Written request A: In the Tantō blog post, how many possible cases does the switch statement in print_redirection contain?
Written request B: Write the next part of the Tantō blog post, picking up after its final sentence about blacklisting blocks from a slice.
___ Document extract
Introducing Tantō: Slicing Functions for Faster Finds
2022-6-20 21:37:0 Author: binary.ninja(查看原文) 阅读量:26 收藏

Not everything in a function is equally important. Sometimes, especially with large functions, you want a way to hide all that extra conditional cruft so you can focus on just the execution path that matters to you. Enter Tantō: a brand-new official plugin for Binary Ninja that splits functions into smaller chunks (or “slices”) to help you understand functions faster.

Example of slicing a function with Tantō

What’s a slice?

Slices, for our purposes, are similar to function traces, but broader in context: they need not represent a single linear flow of instructions, a real instruction path, or even contain all the instructions in a similar execution trace.

Tantō provides two types of function slices: block slices and variable slices.

A block slice is the combined graph of all traces through a function that reach a given basic block. A variable slice is similar, but takes some extra state into account. We’ll cover block slices first as they provide a simpler illustration of what Tantō is doing.

Block slices

Block slice of sh_unset_nodelay_mode from Bash 5.0.0(1)

I’ll be using Bash version 5.0.0(1) (, ) for all the screenshots in this blog post; it’s a decent-sized open-source binary that provides good coverage of our analysis pipeline. In the screenshot above, you can see the original function from the binary on the left (sh_unset_nodelay_mode), and a possible block slice from it on the right.

In the original control flow graph (CFG, on left), there is a selected “target” block highlighted in green. Every basic block in the function that could flow through that target block is highlighted in blue. Basic blocks that can’t reach, or are unreachable from, the target block are then highlighted in red.

On the right is the same function, represented as a reduced-CFG (or slice), that has had the basic blocks highlighted in red on the left pruned. This causes Binary Ninja’s flowgraph algorithm to change the layout of the function, so the target block is highlighted in green (as it is on the left) as a visual aid.

This is just about the most basic function slice imaginable, but I hope it illustrates the basic premise. There are, of course, more creative function slices that can accelerate day-to-day reverse engineering tasks. One possible use I’d like to highlight is reducing a large switch statement (top) to the single case you want to analyze (bottom).

Block slice of print_redirection from Bash 5.0.0(1)

The switch statement in question above (on the top) is from the function print_redirection and contains 19 possible cases (with a total of 88 basic blocks). On the bottom you can see we’ve selected case 0xC (in green as before), bringing the resultant CFG basic-block-count down to just 12.

In some cases, you can reduce your scope even more dramatically. Below, just the original CFG of the function parameter_brace_expand which has over eight hundred basic blocks, where the red/blue/green highlighting shows what the slice would be (reduced CFG not shown):

Block slice of parameter_brace_expandbase from Bash 5.0.0(1)

Creating a block slice

To start slicing a function, you first need to open a Tantō pane. Go to View -> Show Slices - Tantō or search “Tanto” from the command palette.

With a Tantō pane open, select a line in the block you want your slice to be based on, then go to Tools -> Tanto -> Block Slices and select Add Block to Slice (or search for it in the command palette). You can also assign a keyboard shortcut through the Keybindings menu (under Preferences).

Advanced block slices

What gets included in a function slice is based on reachability, which can sometimes cause undesired loop contents to be included in a slice. To cut through that, Tantō provides the ability to blacklist blocks from a slice.
______
___ Dataset content
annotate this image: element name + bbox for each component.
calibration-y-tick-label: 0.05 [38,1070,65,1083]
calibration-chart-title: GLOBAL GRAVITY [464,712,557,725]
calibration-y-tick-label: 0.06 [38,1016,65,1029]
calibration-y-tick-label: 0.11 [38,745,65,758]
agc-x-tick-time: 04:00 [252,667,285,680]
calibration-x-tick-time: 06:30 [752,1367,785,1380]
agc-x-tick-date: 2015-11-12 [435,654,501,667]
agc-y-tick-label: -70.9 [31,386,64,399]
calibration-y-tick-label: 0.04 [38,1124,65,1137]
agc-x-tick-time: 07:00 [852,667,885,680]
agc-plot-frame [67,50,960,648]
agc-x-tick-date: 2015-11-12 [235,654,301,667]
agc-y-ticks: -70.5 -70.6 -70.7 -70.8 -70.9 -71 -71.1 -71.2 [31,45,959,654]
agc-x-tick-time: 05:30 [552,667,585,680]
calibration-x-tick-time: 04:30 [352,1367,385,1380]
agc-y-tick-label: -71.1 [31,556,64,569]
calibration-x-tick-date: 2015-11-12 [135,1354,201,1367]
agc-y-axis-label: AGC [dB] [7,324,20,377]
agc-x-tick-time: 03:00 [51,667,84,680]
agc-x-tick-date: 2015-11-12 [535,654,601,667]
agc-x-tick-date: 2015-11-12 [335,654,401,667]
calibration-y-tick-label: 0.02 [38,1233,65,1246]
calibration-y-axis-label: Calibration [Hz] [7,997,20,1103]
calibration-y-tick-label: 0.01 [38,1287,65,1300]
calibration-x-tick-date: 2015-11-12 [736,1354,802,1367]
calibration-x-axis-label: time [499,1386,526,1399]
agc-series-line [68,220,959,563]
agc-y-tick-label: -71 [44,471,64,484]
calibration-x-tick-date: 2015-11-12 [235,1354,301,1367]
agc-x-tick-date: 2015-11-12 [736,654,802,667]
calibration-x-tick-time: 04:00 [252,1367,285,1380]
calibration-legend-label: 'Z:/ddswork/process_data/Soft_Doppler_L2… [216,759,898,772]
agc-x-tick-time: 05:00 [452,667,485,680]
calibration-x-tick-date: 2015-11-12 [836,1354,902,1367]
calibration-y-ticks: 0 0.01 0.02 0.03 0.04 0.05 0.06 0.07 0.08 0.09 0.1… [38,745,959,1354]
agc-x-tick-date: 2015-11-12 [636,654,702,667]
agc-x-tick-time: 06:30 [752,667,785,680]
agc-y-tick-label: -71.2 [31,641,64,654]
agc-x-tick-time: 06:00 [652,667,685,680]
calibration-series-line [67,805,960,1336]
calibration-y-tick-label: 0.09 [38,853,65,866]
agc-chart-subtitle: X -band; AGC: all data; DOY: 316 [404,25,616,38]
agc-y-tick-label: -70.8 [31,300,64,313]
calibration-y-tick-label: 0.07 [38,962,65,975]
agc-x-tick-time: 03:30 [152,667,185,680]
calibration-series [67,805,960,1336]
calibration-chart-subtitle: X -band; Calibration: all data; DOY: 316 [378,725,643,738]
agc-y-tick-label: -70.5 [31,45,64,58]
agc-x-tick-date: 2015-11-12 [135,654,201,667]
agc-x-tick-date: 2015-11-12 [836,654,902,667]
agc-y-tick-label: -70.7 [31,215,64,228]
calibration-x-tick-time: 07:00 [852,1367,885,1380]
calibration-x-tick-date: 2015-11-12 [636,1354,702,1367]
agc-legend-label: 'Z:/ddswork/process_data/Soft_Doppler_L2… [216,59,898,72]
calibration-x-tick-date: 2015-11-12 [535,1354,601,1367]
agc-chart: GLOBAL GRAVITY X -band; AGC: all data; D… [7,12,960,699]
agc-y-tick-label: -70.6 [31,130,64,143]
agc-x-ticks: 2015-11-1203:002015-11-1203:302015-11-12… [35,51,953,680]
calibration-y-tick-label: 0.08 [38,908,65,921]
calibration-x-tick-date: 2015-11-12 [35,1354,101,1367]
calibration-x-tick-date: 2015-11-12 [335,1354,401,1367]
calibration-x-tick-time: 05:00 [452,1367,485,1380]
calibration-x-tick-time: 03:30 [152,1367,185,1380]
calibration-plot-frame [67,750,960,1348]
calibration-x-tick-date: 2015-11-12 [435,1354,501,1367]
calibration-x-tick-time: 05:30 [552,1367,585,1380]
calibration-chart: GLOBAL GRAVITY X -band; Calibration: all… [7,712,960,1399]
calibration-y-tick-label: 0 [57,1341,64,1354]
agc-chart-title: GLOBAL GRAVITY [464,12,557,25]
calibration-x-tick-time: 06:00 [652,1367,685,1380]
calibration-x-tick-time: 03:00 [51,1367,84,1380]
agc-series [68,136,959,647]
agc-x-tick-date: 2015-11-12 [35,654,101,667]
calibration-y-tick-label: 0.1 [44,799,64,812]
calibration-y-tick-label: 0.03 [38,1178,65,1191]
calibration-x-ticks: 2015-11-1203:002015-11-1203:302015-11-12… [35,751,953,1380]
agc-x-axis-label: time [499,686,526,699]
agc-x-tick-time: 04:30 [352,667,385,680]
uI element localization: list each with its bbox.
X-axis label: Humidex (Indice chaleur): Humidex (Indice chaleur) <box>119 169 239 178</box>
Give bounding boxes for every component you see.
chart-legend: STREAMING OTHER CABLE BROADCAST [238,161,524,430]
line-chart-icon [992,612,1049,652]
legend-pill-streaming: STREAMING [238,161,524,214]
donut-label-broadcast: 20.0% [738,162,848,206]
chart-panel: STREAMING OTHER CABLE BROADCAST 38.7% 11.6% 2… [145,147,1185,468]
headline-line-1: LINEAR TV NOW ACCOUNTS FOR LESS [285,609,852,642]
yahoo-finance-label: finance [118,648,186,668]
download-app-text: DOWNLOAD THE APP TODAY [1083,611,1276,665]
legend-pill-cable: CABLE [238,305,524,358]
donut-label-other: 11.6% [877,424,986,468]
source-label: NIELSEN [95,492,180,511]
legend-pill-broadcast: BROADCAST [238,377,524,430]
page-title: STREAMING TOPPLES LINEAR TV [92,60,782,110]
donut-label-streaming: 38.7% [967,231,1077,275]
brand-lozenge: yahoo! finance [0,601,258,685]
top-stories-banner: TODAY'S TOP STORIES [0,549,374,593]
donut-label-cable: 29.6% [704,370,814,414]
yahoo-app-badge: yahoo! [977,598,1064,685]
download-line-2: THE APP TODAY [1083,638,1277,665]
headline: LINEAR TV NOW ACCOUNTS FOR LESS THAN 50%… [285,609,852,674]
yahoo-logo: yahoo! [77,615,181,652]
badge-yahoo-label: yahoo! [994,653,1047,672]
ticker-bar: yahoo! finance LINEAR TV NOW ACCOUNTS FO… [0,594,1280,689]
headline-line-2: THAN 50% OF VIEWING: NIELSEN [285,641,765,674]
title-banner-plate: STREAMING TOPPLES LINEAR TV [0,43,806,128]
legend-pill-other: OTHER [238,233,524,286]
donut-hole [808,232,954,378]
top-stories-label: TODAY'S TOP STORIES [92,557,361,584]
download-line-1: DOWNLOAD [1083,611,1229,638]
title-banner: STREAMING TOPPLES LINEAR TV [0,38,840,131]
______
Task answer A: 19 possible cases.

Task answer B:
Block slice of stream_on_stack from Bash 5.0.0(1)

The function above is stream_on_stack. It appears to be searching through a linked list to see if it contains the value in arg1. It returns false early if the linked list hasn’t been initialized, and will return true from the loop as soon as the value is found. It will also return false if it reaches the end of the list without finding the value. In this minimal example, we only care about the first two of these three returns as we do not want to see when the search fails (makes for great screenshots for your boss; if the function can’t return false, you’ll never have an error, right?). We’d also like to hide the loop.

Tantō can easily handle adding multiple target blocks. However, we’ll run into a problem when selecting the return 1 block: there exists possible program flow through the loop to get to that block. Thankfully, Tantō provides an easy workaround: a basic-block blacklist! By blacklisting the do while block (as indicated by the white highlight), we finally get the block slice as shown above. If you were to blacklist the rax = *rax block instead, we would still see do while block in the slice because the target block (return 1) would still be reachable from the do while block.

Slices do not need to flow through the entry block of a function. Slices represent all possible paths to reach a given set of target blocks that don’t contain basic blocks from the specified blacklist.

The blacklist can be especially helpful for functions that have large switch statements inside of a loop or for when you want to center-slice out a portion of a function for analysis.

About the missing basic blocks…

So far, I haven’t shown you any screenshots using the default settings for Tantō. When it comes to functions Tantō could actually be useful for—ones that are large and may have their graphs drastically reorganized—it can become easy to lose your place between it and the slice. Enabling Show Address (as has been in all the prior images) helps by providing concrete locations, but by default Tantō has additional features to help you map between the original CFG and the slice.

Missing Children Highlight option in Tantō

Any basic block that in the original CFG could branch to a basic block that’s been eliminated (on the left, in red) by the slice is highlighted in yellow on both sides. This can be toggled in the function slice by going to Tools -> Tanto and selecting “Toggle Missing Children Highlight”. In those menus you’ll also see a few other options to toggle different highlights on and off to match your preferences.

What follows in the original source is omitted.